Material supplied
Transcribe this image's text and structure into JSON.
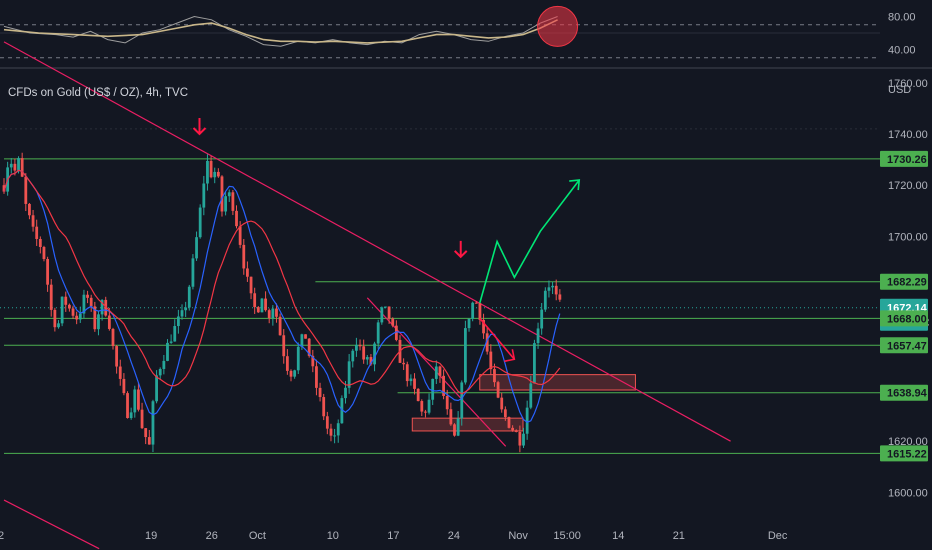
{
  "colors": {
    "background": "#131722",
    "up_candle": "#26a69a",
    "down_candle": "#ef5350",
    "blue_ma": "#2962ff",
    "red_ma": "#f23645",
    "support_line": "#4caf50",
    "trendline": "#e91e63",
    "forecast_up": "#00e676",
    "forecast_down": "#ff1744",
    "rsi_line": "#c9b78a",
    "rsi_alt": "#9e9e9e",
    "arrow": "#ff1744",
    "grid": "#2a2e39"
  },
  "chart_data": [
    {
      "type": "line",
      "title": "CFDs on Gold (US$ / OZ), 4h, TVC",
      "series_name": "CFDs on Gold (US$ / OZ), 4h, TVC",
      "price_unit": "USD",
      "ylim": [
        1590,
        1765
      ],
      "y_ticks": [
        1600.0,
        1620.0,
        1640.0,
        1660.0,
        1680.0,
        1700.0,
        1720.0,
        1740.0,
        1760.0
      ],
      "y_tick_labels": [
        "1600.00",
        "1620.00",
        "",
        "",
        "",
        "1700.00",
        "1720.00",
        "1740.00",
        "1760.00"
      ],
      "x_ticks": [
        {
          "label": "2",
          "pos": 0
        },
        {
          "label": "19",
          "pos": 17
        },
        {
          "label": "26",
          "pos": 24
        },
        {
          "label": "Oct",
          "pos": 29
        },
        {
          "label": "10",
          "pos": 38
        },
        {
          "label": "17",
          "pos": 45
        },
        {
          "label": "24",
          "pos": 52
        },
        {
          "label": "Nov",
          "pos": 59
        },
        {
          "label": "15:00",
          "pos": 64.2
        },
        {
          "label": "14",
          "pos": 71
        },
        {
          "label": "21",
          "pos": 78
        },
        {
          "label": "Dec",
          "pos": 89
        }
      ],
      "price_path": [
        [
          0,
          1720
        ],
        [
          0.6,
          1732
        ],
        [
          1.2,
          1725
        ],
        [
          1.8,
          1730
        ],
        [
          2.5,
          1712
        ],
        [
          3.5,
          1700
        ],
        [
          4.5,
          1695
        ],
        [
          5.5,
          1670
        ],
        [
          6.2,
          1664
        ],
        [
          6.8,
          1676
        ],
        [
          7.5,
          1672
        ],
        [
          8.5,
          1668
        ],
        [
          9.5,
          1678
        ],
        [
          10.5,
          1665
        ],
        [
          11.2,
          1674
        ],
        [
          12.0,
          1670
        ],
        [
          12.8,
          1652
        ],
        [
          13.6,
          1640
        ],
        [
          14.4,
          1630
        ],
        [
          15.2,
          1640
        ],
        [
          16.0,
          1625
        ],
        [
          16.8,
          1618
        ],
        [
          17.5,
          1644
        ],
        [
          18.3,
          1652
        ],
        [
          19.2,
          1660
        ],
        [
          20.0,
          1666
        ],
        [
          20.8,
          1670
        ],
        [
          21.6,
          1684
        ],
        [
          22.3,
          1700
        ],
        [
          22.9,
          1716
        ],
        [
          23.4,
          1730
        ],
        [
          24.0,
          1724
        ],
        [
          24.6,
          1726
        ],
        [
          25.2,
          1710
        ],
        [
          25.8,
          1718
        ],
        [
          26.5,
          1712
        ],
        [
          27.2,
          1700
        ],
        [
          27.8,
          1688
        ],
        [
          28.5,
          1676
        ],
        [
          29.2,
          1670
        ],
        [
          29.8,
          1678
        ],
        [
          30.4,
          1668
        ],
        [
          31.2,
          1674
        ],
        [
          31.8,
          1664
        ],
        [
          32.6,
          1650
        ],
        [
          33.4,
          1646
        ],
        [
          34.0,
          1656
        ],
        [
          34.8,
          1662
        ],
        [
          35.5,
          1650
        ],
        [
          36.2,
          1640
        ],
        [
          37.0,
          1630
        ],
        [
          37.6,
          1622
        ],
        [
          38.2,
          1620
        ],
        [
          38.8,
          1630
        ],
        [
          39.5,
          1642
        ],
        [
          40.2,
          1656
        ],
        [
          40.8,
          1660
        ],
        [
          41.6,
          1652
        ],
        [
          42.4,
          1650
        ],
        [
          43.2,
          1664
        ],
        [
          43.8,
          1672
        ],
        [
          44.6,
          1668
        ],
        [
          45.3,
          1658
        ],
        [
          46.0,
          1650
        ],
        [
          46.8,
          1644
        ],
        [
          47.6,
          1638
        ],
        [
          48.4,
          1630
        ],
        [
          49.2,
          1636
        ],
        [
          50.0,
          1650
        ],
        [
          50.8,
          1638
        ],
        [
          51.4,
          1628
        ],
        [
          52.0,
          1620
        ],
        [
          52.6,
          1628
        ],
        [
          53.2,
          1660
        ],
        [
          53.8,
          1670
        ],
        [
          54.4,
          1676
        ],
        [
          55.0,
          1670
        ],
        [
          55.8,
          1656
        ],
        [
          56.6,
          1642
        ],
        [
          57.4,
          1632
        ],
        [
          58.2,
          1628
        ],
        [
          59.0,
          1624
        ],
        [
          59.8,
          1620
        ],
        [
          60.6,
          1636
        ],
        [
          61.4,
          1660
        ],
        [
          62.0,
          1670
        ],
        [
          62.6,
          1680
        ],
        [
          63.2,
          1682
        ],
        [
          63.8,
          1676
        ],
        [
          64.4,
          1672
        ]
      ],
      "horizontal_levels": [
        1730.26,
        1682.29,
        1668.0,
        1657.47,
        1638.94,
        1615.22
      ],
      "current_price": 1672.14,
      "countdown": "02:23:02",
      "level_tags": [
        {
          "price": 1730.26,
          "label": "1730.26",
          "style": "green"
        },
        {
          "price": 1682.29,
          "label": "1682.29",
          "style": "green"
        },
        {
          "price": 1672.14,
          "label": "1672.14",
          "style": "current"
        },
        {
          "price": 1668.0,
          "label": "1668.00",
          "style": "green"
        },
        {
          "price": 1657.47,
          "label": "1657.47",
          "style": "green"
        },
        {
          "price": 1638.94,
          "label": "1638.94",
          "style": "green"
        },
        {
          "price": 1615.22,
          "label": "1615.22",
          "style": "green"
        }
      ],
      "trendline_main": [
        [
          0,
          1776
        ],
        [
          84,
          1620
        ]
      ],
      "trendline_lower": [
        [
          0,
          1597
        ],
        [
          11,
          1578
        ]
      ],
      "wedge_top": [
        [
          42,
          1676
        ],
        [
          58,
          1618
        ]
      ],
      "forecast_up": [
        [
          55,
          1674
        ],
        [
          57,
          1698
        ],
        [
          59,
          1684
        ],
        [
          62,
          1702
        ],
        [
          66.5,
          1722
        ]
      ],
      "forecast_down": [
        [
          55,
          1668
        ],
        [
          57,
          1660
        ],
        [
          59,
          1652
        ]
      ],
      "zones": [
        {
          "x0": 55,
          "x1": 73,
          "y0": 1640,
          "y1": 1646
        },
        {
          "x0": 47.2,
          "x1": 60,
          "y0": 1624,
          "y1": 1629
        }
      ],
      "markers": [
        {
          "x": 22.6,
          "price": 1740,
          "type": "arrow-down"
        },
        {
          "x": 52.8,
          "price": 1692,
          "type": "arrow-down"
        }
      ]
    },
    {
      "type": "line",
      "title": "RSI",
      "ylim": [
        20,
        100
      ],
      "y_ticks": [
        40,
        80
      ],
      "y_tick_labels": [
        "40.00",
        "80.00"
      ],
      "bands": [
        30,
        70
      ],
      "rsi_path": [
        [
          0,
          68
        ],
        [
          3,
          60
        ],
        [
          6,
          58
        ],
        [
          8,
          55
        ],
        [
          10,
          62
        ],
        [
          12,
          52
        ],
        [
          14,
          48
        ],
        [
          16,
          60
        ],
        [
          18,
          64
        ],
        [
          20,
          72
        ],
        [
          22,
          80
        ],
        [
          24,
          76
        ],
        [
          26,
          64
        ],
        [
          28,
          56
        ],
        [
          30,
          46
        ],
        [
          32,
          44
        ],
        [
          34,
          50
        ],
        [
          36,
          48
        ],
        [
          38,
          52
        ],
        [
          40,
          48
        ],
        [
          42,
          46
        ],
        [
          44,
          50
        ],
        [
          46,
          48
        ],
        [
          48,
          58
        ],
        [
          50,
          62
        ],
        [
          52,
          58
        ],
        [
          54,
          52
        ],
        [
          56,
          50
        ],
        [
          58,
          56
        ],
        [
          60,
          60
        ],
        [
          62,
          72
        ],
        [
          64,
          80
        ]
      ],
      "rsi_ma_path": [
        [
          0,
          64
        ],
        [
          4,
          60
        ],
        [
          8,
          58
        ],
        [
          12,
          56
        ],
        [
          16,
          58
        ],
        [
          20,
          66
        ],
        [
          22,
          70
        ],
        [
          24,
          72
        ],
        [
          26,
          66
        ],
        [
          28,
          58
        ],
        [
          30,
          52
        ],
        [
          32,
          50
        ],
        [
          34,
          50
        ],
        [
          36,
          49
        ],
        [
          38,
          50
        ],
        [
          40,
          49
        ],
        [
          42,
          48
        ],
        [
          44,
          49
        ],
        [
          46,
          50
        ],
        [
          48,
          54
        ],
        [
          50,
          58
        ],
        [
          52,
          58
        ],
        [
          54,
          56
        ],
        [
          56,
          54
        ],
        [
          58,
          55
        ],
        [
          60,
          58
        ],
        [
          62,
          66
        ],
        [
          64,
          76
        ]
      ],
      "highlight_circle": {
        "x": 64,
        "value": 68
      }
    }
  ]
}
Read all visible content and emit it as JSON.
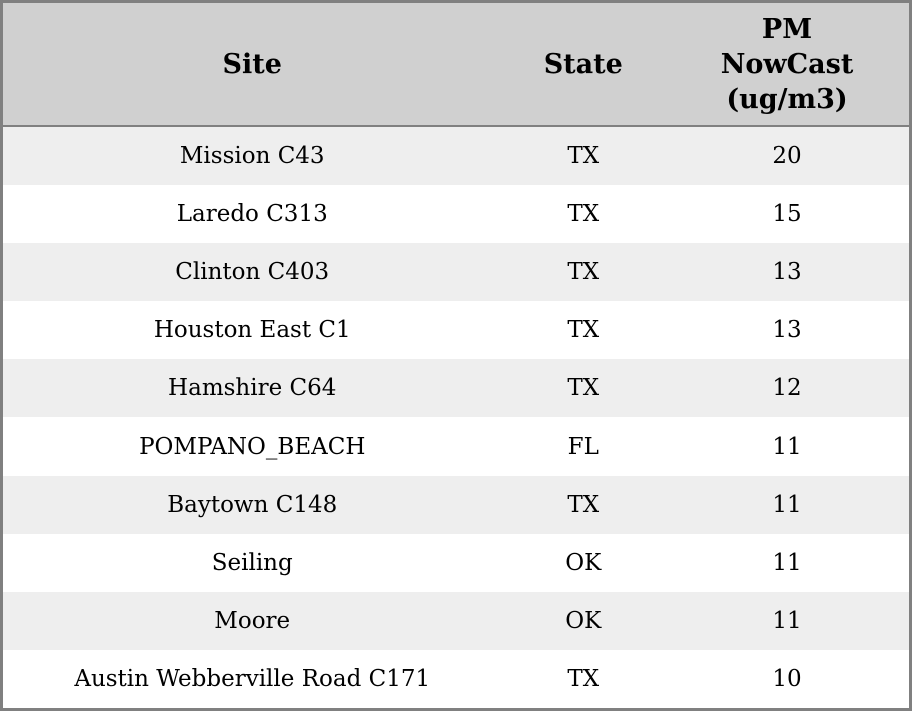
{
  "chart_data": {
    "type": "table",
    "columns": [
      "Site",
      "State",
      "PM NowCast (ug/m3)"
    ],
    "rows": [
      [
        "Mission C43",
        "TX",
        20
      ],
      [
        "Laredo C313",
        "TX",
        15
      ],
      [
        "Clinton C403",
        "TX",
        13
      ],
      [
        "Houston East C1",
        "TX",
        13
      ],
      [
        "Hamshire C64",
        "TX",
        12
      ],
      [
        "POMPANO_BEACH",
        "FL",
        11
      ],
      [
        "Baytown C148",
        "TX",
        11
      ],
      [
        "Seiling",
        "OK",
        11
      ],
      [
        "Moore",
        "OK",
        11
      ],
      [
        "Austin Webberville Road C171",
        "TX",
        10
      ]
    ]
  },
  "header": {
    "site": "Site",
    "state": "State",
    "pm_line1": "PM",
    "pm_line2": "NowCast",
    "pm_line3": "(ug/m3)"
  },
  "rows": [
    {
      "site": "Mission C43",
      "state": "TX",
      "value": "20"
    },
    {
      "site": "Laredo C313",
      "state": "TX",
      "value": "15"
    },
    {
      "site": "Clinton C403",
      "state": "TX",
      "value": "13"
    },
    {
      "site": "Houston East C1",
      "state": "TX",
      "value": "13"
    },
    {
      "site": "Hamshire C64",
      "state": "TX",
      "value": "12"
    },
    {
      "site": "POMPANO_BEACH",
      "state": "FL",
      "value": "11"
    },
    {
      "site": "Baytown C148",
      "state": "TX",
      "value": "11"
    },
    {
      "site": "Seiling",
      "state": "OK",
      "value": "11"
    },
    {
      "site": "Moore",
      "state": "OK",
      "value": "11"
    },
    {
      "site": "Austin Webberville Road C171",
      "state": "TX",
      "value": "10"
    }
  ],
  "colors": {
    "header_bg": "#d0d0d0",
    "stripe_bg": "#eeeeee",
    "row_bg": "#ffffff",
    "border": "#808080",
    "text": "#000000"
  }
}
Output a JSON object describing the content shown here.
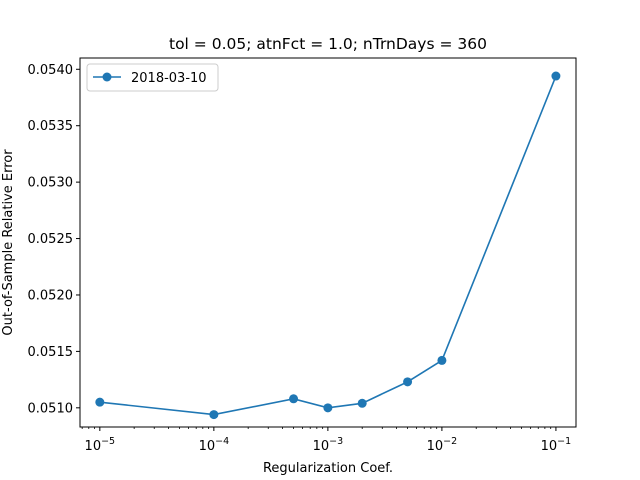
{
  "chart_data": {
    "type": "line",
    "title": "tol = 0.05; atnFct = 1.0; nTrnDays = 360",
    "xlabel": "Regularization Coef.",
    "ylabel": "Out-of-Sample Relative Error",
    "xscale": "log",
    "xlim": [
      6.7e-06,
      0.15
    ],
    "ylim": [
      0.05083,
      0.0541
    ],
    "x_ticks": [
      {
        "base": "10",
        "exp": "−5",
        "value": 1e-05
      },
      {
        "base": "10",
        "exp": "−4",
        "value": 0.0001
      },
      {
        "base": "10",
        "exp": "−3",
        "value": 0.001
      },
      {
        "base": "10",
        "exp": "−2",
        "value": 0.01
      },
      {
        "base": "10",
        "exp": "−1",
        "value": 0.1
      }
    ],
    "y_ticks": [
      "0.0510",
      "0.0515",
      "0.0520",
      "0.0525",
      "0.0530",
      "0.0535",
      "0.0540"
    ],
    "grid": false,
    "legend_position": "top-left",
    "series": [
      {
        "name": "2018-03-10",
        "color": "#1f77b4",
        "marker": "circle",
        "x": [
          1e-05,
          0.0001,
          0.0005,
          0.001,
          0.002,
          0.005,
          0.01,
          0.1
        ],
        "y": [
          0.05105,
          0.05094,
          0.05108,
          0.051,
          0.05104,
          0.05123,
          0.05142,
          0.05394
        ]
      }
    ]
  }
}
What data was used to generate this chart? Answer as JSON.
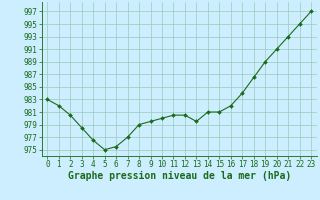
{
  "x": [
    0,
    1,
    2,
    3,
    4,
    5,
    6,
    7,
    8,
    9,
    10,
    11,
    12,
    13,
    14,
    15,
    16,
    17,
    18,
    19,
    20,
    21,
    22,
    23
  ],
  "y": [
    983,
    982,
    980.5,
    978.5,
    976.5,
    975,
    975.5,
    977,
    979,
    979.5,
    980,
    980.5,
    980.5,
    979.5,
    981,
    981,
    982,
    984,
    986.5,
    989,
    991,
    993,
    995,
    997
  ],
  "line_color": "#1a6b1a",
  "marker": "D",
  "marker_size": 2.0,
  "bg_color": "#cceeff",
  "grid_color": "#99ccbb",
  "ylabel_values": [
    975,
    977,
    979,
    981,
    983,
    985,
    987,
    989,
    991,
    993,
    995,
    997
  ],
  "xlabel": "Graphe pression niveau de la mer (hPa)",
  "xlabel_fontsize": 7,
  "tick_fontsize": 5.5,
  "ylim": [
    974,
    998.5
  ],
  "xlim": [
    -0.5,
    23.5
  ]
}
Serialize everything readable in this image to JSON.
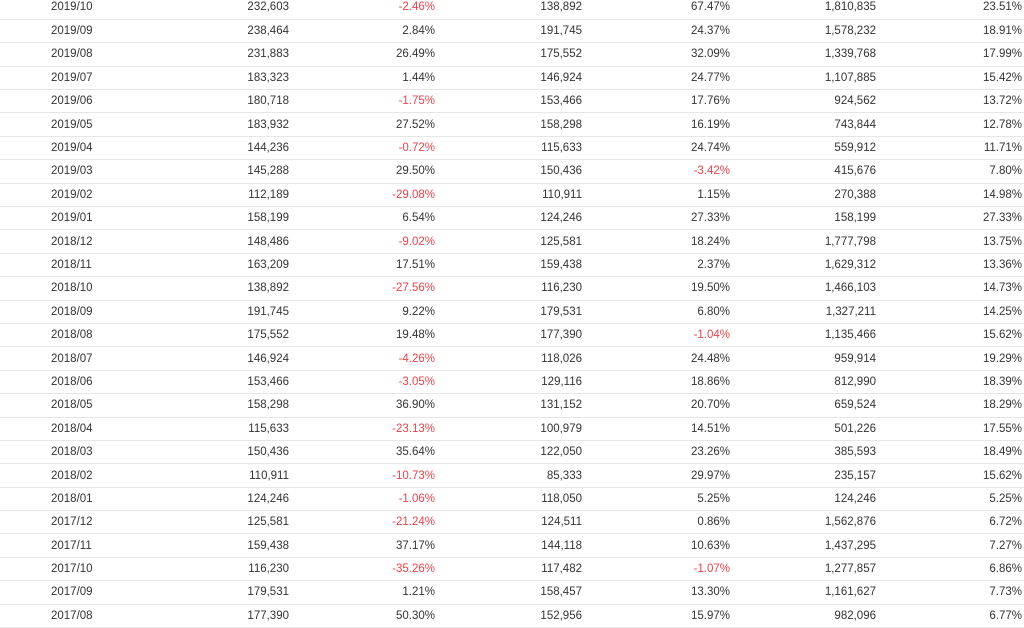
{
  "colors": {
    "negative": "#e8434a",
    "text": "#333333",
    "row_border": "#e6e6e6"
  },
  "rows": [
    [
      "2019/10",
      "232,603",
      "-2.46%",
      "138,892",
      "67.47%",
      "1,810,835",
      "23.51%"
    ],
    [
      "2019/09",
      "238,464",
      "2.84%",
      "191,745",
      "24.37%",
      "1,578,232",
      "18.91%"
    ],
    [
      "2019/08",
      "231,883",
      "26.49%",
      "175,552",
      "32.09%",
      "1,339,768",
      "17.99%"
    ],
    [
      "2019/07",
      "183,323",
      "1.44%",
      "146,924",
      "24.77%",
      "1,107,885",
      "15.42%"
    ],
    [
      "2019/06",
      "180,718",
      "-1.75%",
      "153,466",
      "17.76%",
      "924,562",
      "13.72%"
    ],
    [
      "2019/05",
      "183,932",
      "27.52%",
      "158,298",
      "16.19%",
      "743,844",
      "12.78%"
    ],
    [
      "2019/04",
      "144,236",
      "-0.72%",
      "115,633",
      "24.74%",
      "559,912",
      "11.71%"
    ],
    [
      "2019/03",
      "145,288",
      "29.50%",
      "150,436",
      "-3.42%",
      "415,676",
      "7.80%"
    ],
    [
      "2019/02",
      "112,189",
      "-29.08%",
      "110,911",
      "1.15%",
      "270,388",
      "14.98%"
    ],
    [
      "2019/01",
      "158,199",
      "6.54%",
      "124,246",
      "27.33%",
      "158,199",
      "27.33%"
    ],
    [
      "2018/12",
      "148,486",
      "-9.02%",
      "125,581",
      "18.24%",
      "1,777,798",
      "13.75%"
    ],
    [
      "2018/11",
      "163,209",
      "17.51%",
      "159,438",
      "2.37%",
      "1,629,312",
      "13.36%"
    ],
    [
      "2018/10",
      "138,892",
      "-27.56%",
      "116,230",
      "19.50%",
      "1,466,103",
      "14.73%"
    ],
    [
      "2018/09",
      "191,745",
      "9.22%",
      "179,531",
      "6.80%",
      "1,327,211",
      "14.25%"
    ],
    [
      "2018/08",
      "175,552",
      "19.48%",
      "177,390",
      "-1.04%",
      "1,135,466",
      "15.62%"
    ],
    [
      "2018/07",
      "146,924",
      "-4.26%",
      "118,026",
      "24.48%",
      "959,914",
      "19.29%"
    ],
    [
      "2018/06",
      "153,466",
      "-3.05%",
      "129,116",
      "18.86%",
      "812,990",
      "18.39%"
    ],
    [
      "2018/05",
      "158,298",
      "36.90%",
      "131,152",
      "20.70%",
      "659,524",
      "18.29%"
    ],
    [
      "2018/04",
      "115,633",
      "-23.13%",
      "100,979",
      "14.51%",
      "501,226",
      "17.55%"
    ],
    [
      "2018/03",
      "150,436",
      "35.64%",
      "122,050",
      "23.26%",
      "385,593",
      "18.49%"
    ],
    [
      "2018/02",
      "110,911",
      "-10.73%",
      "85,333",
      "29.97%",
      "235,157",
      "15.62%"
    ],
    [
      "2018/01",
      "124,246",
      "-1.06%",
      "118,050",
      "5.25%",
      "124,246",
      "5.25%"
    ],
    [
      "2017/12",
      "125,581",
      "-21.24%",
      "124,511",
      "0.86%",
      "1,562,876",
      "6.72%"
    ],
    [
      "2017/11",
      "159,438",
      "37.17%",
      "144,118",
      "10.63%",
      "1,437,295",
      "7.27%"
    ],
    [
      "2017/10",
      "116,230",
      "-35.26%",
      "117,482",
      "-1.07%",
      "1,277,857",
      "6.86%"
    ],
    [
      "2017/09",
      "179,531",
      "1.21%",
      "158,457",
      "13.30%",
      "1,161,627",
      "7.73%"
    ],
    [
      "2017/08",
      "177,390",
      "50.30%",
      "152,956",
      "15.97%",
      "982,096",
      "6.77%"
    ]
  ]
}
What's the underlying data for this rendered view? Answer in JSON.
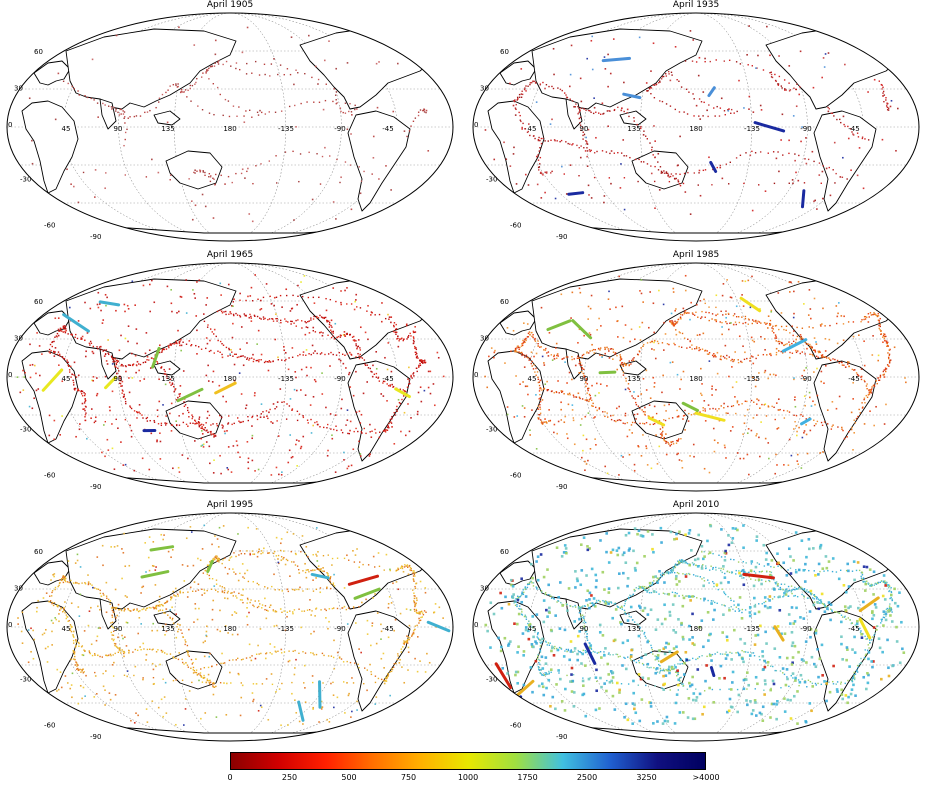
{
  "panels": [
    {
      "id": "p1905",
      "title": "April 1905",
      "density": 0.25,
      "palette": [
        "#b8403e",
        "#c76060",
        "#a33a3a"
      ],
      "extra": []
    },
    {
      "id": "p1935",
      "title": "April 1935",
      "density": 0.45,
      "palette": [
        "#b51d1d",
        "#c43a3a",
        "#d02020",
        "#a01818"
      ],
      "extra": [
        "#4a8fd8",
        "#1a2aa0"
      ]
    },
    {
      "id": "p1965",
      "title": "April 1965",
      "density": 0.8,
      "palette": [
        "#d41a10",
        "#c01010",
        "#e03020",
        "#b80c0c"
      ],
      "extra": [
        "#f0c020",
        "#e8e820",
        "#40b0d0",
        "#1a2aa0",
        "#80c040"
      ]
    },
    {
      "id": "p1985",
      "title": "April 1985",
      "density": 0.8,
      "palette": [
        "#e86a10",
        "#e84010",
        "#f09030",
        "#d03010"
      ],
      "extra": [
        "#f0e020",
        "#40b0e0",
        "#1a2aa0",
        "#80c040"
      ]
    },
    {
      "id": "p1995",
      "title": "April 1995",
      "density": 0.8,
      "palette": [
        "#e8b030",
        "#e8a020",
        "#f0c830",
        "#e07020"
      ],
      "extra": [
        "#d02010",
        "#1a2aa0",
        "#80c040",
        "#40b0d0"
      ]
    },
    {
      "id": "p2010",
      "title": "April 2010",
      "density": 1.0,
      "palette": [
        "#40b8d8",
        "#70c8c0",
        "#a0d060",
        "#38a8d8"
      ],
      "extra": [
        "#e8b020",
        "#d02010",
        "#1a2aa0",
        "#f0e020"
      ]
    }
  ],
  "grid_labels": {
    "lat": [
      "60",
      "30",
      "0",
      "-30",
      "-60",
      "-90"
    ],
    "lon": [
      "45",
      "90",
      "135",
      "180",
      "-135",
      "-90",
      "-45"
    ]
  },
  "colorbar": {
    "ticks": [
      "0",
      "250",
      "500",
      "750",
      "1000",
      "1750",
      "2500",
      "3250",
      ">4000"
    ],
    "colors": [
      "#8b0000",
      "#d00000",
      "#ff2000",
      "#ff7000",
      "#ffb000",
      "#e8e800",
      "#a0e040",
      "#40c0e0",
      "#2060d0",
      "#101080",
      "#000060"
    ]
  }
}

Task instructions
What is the number of lines in this material that hold the string "Webberville"? Answer with that number only.

Solution to this problem
2